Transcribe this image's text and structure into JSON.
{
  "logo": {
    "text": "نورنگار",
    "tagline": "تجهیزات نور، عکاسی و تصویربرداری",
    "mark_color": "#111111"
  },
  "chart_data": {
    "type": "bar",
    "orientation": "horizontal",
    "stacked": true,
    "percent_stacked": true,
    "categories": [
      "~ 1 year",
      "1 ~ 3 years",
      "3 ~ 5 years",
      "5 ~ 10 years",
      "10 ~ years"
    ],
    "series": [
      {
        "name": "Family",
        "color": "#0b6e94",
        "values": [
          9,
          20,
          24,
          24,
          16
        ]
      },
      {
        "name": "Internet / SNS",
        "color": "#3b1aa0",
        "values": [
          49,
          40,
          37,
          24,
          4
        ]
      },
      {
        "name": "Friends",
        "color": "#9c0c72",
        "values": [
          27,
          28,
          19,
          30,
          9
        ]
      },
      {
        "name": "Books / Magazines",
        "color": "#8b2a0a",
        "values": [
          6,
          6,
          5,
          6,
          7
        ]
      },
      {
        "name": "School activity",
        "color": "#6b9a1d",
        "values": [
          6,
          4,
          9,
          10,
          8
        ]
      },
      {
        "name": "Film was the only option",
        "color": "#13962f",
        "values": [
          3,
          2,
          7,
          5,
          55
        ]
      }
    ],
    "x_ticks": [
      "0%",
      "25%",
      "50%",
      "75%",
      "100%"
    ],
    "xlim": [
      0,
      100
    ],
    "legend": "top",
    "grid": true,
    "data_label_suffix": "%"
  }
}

#### [SHORT EXERCISE]
Check every line of the data, and copy the ones that contain "text".

#### [EXERCISE SOLUTION]
Transcribe this image's text and structure into JSON.
    "text": "نورنگار",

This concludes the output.